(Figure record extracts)
============================================================

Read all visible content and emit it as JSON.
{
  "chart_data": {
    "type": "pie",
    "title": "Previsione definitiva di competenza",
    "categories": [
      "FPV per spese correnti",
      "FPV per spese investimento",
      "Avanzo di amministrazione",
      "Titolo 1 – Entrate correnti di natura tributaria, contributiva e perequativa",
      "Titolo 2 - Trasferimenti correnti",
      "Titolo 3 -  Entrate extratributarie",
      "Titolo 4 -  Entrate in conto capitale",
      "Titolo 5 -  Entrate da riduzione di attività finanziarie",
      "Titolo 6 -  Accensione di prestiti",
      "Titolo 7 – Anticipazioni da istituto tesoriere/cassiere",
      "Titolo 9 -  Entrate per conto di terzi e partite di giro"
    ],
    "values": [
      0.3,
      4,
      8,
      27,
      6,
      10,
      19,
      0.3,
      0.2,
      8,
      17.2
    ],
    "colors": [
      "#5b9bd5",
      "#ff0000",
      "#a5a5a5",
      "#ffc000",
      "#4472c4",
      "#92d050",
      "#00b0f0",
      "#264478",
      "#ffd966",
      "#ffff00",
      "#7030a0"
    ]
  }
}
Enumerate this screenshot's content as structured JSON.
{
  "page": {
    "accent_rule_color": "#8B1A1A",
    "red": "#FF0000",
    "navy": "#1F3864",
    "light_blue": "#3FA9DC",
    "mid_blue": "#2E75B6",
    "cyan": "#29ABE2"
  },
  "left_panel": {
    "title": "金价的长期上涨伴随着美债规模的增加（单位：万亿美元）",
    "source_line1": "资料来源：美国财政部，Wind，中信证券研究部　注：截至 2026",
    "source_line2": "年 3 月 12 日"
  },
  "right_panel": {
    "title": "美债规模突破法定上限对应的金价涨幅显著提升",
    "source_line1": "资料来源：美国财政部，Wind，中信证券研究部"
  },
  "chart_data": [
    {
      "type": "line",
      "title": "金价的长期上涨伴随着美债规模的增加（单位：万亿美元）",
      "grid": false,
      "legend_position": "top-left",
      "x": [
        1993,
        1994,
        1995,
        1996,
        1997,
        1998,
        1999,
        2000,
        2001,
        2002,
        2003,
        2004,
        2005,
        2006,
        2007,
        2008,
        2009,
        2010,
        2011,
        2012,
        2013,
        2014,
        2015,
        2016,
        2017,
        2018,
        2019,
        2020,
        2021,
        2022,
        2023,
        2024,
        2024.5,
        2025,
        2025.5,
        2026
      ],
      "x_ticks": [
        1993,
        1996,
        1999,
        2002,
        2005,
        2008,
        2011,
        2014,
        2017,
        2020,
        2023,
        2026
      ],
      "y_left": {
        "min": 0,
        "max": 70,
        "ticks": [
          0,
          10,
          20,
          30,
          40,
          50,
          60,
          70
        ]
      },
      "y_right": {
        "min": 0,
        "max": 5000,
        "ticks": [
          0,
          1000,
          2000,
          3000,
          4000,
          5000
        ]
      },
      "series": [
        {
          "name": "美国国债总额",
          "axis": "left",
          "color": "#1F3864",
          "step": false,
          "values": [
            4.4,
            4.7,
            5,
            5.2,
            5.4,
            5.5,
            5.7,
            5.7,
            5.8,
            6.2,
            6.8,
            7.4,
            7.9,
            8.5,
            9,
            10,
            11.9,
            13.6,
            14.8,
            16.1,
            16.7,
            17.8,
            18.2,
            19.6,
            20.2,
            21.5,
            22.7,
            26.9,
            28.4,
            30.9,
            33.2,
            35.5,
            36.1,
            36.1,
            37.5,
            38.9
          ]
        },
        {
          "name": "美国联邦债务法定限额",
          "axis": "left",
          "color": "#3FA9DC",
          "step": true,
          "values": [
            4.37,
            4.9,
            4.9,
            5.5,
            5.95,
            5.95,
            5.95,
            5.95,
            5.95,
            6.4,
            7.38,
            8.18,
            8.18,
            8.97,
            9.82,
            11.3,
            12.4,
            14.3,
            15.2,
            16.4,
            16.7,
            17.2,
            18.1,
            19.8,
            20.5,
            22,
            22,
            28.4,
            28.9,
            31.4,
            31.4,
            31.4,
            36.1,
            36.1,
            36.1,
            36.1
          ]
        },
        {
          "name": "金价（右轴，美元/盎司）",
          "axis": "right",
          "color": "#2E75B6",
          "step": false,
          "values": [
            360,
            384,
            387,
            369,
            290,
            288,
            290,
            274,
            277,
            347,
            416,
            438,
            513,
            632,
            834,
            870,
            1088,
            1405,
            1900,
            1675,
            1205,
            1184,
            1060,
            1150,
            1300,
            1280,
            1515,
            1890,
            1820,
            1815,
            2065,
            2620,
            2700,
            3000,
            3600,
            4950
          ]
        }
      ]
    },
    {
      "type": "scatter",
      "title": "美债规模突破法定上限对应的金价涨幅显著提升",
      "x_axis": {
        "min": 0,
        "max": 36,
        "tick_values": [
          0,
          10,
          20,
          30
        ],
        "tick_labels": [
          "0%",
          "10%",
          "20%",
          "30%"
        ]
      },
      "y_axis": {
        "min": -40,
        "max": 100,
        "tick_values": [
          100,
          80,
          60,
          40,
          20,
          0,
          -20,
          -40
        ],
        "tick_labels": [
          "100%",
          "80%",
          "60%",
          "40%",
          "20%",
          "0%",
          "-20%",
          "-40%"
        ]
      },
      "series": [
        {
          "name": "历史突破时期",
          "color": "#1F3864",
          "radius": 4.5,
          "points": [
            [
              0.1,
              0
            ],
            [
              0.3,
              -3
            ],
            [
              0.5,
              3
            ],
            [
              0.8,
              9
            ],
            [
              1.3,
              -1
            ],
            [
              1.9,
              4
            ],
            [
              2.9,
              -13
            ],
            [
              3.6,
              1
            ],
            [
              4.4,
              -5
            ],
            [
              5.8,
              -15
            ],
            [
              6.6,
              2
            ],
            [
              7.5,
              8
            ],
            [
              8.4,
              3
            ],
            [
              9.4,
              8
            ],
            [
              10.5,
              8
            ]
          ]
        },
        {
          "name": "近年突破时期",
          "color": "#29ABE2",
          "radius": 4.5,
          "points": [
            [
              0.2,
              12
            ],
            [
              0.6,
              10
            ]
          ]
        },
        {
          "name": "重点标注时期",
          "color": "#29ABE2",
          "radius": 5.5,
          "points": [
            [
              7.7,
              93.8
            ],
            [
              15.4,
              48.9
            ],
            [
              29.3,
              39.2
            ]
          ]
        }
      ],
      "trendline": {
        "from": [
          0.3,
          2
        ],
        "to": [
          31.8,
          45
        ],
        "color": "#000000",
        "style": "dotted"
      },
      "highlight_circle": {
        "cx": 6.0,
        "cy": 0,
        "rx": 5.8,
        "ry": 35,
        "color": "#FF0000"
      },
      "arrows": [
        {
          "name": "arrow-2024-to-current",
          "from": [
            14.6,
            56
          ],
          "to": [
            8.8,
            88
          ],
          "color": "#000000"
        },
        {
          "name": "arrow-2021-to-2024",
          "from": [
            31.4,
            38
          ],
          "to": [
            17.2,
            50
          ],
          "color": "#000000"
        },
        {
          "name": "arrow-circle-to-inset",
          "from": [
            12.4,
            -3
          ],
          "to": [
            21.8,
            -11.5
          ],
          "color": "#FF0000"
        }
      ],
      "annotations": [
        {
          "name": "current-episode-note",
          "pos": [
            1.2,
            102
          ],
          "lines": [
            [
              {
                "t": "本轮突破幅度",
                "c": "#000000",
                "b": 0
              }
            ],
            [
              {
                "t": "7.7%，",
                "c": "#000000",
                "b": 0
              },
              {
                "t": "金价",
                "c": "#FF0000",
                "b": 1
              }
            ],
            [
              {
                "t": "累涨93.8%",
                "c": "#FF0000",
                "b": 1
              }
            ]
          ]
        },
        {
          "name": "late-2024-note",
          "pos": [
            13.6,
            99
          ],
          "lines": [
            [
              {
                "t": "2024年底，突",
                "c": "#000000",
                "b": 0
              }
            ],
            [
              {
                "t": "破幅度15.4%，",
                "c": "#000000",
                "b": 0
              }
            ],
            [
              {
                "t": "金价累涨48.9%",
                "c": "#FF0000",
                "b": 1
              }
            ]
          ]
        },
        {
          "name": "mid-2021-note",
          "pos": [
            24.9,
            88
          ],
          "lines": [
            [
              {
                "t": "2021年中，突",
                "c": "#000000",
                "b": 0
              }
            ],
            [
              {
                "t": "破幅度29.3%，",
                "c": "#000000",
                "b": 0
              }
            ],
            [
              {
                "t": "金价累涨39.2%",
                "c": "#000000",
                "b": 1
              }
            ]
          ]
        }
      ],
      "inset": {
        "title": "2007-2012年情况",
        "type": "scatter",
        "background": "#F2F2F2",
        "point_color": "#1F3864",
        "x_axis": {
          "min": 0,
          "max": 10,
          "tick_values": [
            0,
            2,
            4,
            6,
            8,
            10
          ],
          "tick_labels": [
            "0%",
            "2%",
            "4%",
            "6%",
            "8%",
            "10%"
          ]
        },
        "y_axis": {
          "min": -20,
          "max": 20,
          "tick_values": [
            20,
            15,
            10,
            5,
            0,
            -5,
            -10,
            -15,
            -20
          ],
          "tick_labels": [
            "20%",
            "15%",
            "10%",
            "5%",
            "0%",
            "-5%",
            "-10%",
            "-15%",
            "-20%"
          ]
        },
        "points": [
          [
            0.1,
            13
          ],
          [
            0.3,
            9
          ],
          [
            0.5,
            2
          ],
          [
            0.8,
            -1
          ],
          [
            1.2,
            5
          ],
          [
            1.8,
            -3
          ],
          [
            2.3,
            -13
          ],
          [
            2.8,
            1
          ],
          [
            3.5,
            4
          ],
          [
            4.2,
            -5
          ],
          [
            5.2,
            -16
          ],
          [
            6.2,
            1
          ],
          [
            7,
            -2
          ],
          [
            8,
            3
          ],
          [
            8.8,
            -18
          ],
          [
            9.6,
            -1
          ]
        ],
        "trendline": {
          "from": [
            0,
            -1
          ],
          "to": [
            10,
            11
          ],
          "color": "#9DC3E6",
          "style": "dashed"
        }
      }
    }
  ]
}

============================================================

Using the records above, select and copy every line that has the word "Wind".

- _SOLUTION FOR THIS TASK_:
    "source_line1": "资料来源：美国财政部，Wind，中信证券研究部　注：截至 2026",
    "source_line1": "资料来源：美国财政部，Wind，中信证券研究部"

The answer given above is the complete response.